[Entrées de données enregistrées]
________________________________________

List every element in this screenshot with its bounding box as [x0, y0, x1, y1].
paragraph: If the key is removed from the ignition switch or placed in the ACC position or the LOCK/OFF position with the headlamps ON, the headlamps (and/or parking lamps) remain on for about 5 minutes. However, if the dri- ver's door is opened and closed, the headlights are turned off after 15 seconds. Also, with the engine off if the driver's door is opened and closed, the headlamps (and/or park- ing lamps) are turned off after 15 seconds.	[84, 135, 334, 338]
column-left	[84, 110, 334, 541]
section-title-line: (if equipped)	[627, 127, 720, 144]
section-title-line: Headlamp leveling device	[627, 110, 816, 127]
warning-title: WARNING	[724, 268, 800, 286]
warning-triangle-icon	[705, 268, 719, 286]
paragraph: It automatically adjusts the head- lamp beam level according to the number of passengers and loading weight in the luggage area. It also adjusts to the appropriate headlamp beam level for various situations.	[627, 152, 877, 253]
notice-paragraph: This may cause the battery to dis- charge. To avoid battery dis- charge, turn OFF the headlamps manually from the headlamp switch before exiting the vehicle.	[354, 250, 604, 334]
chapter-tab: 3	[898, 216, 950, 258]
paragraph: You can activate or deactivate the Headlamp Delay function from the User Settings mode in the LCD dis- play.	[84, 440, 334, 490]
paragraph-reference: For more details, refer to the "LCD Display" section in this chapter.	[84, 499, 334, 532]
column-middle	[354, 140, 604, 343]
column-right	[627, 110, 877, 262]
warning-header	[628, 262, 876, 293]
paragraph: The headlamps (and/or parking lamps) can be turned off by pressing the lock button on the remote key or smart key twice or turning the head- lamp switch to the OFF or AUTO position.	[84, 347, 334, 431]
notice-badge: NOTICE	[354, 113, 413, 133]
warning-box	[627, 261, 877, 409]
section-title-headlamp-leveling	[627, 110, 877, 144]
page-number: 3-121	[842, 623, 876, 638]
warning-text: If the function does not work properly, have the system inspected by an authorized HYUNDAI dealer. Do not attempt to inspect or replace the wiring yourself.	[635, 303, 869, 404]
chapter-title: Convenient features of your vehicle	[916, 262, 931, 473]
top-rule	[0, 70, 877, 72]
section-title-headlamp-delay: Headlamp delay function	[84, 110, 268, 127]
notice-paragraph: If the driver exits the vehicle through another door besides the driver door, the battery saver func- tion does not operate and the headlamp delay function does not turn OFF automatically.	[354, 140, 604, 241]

________________________________________

- **Consigne**
Reprenez toutes les lignes ci-dessus sous forme de liste numérotée, en omettant les lignes vides.

- **Résultat**
1. List every element in this screenshot with its bounding box as [x0, y0, x1, y1].
2. paragraph: If the key is removed from the ignition switch or placed in the ACC position or the LOCK/OFF position with the headlamps ON, the headlamps (and/or parking lamps) remain on for about 5 minutes. However, if the dri- ver's door is opened and closed, the headlights are turned off after 15 seconds. Also, with the engine off if the driver's door is opened and closed, the headlamps (and/or park- ing lamps) are turned off after 15 seconds.	[84, 135, 334, 338]
3. column-left	[84, 110, 334, 541]
4. section-title-line: (if equipped)	[627, 127, 720, 144]
5. section-title-line: Headlamp leveling device	[627, 110, 816, 127]
6. warning-title: WARNING	[724, 268, 800, 286]
7. warning-triangle-icon	[705, 268, 719, 286]
8. paragraph: It automatically adjusts the head- lamp beam level according to the number of passengers and loading weight in the luggage area. It also adjusts to the appropriate headlamp beam level for various situations.	[627, 152, 877, 253]
9. notice-paragraph: This may cause the battery to dis- charge. To avoid battery dis- charge, turn OFF the headlamps manually from the headlamp switch before exiting the vehicle.	[354, 250, 604, 334]
10. chapter-tab: 3	[898, 216, 950, 258]
11. paragraph: You can activate or deactivate the Headlamp Delay function from the User Settings mode in the LCD dis- play.	[84, 440, 334, 490]
12. paragraph-reference: For more details, refer to the "LCD Display" section in this chapter.	[84, 499, 334, 532]
13. column-middle	[354, 140, 604, 343]
14. column-right	[627, 110, 877, 262]
15. warning-header	[628, 262, 876, 293]
16. paragraph: The headlamps (and/or parking lamps) can be turned off by pressing the lock button on the remote key or smart key twice or turning the head- lamp switch to the OFF or AUTO position.	[84, 347, 334, 431]
17. notice-badge: NOTICE	[354, 113, 413, 133]
18. warning-box	[627, 261, 877, 409]
19. section-title-headlamp-leveling	[627, 110, 877, 144]
20. page-number: 3-121	[842, 623, 876, 638]
21. warning-text: If the function does not work properly, have the system inspected by an authorized HYUNDAI dealer. Do not attempt to inspect or replace the wiring yourself.	[635, 303, 869, 404]
22. chapter-title: Convenient features of your vehicle	[916, 262, 931, 473]
23. top-rule	[0, 70, 877, 72]
24. section-title-headlamp-delay: Headlamp delay function	[84, 110, 268, 127]
25. notice-paragraph: If the driver exits the vehicle through another door besides the driver door, the battery saver func- tion does not operate and the headlamp delay function does not turn OFF automatically.	[354, 140, 604, 241]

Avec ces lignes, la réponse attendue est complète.